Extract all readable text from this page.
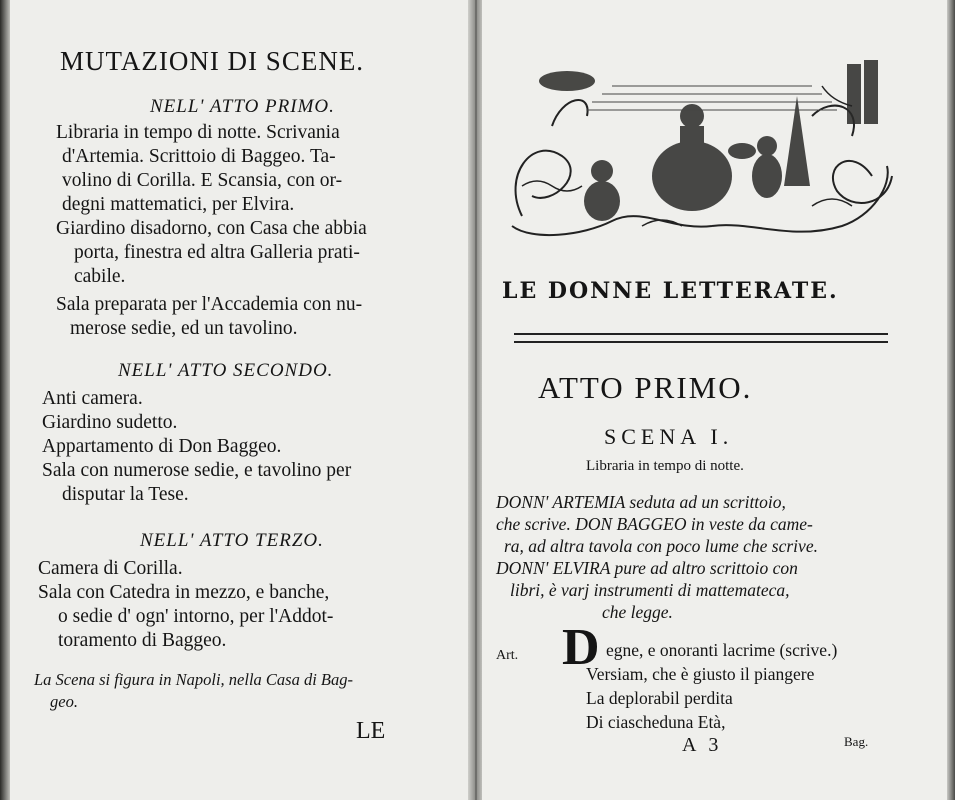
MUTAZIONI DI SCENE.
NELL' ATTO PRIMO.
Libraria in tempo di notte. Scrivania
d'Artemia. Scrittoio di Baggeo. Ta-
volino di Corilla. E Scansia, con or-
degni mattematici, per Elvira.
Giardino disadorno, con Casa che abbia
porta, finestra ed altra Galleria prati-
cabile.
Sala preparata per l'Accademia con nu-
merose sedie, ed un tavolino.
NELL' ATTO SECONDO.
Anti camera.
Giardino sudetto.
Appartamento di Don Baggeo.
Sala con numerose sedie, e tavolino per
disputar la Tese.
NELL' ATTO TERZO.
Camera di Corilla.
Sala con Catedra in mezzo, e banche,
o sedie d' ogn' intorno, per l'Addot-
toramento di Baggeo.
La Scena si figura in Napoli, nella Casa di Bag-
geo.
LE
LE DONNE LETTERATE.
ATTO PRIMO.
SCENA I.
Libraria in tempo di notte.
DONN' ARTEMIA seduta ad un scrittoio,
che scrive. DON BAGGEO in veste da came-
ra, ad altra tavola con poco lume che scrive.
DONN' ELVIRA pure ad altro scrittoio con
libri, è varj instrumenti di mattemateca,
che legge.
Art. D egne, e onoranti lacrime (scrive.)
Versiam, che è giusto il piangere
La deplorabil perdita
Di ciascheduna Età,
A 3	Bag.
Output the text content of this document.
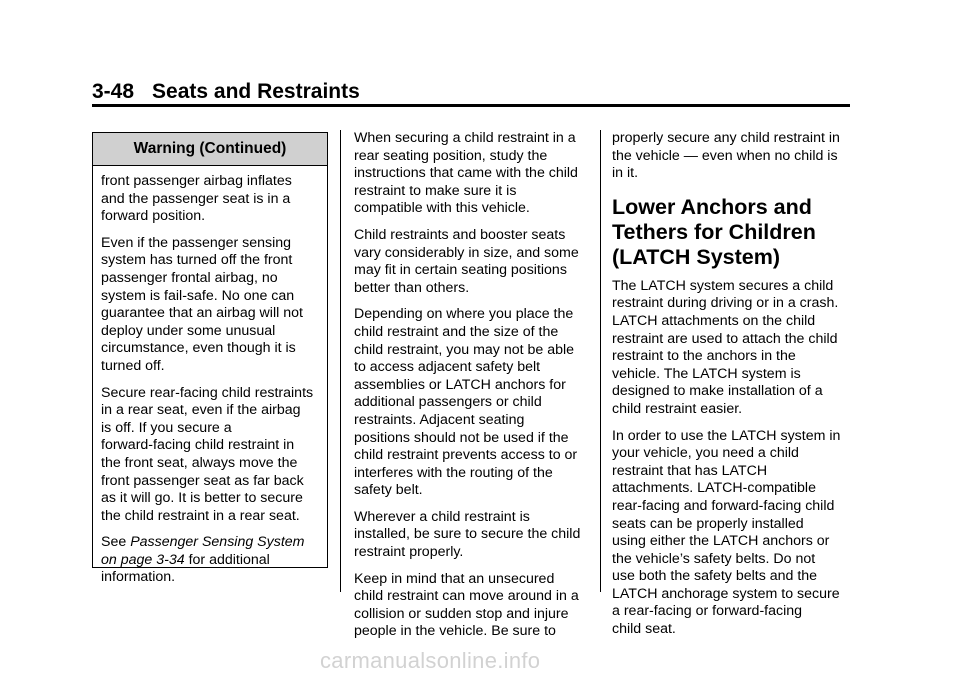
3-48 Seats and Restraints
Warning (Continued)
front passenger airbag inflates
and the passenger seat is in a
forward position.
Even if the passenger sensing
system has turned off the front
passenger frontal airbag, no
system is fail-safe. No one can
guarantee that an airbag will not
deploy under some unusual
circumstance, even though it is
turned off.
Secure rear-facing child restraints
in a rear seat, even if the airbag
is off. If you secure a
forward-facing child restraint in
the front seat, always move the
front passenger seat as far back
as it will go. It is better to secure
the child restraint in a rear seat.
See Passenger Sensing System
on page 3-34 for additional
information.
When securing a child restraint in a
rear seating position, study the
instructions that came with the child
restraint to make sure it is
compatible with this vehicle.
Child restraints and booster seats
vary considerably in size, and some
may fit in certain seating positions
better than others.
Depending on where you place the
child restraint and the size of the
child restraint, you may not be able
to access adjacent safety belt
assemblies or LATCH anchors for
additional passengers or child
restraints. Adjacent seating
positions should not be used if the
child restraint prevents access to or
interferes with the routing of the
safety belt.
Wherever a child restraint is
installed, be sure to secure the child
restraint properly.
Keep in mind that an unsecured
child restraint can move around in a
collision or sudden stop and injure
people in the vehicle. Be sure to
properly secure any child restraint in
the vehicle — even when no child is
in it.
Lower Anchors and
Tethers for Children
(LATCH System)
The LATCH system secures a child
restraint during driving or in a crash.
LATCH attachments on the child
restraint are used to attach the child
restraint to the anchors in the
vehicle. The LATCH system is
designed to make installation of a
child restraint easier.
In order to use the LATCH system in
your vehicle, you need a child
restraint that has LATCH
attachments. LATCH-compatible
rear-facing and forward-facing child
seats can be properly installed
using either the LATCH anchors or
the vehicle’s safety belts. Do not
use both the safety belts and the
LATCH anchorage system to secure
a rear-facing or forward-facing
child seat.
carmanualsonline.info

· · · · ·

### YOUR OBJECTIVE:
Send back the data above word for word, with the pictures left out.

### TASK RESULT:
Extract all readable text from this page.
MUTAZIONI DI SCENE.
NELL' ATTO PRIMO.
Libraria in tempo di notte. Scrivania
d'Artemia. Scrittoio di Baggeo. Ta-
volino di Corilla. E Scansia, con or-
degni mattematici, per Elvira.
Giardino disadorno, con Casa che abbia
porta, finestra ed altra Galleria prati-
cabile.
Sala preparata per l'Accademia con nu-
merose sedie, ed un tavolino.
NELL' ATTO SECONDO.
Anti camera.
Giardino sudetto.
Appartamento di Don Baggeo.
Sala con numerose sedie, e tavolino per
disputar la Tese.
NELL' ATTO TERZO.
Camera di Corilla.
Sala con Catedra in mezzo, e banche,
o sedie d' ogn' intorno, per l'Addot-
toramento di Baggeo.
La Scena si figura in Napoli, nella Casa di Bag-
geo.
LE
LE DONNE LETTERATE.
ATTO PRIMO.
SCENA I.
Libraria in tempo di notte.
DONN' ARTEMIA seduta ad un scrittoio,
che scrive. DON BAGGEO in veste da came-
ra, ad altra tavola con poco lume che scrive.
DONN' ELVIRA pure ad altro scrittoio con
libri, è varj instrumenti di mattemateca,
che legge.
Art. D egne, e onoranti lacrime (scrive.)
Versiam, che è giusto il piangere
La deplorabil perdita
Di ciascheduna Età,
A 3	Bag.
Output the text content of this document.
3-48 Seats and Restraints
Warning (Continued)
front passenger airbag inflates
and the passenger seat is in a
forward position.
Even if the passenger sensing
system has turned off the front
passenger frontal airbag, no
system is fail-safe. No one can
guarantee that an airbag will not
deploy under some unusual
circumstance, even though it is
turned off.
Secure rear-facing child restraints
in a rear seat, even if the airbag
is off. If you secure a
forward-facing child restraint in
the front seat, always move the
front passenger seat as far back
as it will go. It is better to secure
the child restraint in a rear seat.
See Passenger Sensing System
on page 3-34 for additional
information.
When securing a child restraint in a
rear seating position, study the
instructions that came with the child
restraint to make sure it is
compatible with this vehicle.
Child restraints and booster seats
vary considerably in size, and some
may fit in certain seating positions
better than others.
Depending on where you place the
child restraint and the size of the
child restraint, you may not be able
to access adjacent safety belt
assemblies or LATCH anchors for
additional passengers or child
restraints. Adjacent seating
positions should not be used if the
child restraint prevents access to or
interferes with the routing of the
safety belt.
Wherever a child restraint is
installed, be sure to secure the child
restraint properly.
Keep in mind that an unsecured
child restraint can move around in a
collision or sudden stop and injure
people in the vehicle. Be sure to
properly secure any child restraint in
the vehicle — even when no child is
in it.
Lower Anchors and
Tethers for Children
(LATCH System)
The LATCH system secures a child
restraint during driving or in a crash.
LATCH attachments on the child
restraint are used to attach the child
restraint to the anchors in the
vehicle. The LATCH system is
designed to make installation of a
child restraint easier.
In order to use the LATCH system in
your vehicle, you need a child
restraint that has LATCH
attachments. LATCH-compatible
rear-facing and forward-facing child
seats can be properly installed
using either the LATCH anchors or
the vehicle’s safety belts. Do not
use both the safety belts and the
LATCH anchorage system to secure
a rear-facing or forward-facing
child seat.
carmanualsonline.info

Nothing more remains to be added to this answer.